• LISTED ENTRIES:
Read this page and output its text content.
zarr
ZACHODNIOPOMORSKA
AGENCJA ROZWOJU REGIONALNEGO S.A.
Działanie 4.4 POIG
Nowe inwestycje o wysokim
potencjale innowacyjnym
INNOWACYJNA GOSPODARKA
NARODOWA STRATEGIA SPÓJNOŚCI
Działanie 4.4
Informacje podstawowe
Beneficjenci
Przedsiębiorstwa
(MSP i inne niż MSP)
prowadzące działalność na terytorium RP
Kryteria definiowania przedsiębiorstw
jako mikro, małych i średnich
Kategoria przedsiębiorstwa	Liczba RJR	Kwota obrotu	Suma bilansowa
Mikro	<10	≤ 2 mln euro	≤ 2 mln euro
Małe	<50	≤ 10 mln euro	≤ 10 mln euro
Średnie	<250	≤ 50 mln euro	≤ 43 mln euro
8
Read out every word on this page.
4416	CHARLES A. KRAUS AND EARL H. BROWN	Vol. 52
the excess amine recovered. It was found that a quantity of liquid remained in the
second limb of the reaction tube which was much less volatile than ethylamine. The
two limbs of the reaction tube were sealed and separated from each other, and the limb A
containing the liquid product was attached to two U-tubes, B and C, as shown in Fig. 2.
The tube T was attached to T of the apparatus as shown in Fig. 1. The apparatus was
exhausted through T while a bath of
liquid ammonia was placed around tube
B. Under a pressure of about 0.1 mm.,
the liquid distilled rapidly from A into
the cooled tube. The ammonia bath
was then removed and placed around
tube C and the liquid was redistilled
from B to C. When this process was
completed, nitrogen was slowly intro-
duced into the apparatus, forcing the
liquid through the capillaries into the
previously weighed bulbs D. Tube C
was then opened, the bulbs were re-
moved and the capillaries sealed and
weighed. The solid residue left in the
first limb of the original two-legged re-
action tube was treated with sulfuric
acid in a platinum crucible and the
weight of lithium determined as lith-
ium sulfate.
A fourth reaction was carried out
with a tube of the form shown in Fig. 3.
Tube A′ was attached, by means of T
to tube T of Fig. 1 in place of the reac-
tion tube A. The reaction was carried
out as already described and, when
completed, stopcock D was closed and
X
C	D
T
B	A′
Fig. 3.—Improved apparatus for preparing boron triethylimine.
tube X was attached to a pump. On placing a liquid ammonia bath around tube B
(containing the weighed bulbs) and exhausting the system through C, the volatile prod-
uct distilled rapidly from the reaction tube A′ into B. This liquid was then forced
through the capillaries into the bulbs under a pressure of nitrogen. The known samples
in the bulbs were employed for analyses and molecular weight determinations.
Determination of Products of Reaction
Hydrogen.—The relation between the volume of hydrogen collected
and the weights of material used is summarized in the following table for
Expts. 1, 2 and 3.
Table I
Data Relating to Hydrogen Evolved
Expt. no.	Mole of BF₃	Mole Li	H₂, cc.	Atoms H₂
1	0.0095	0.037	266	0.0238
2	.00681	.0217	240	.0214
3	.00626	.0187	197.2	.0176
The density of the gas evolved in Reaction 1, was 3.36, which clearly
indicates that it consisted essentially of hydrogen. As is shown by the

• WHAT IS BEING ASKED: Only a number is expected here: the count of lines in the listing that hold the string "into".

• WORKED ANSWER: 5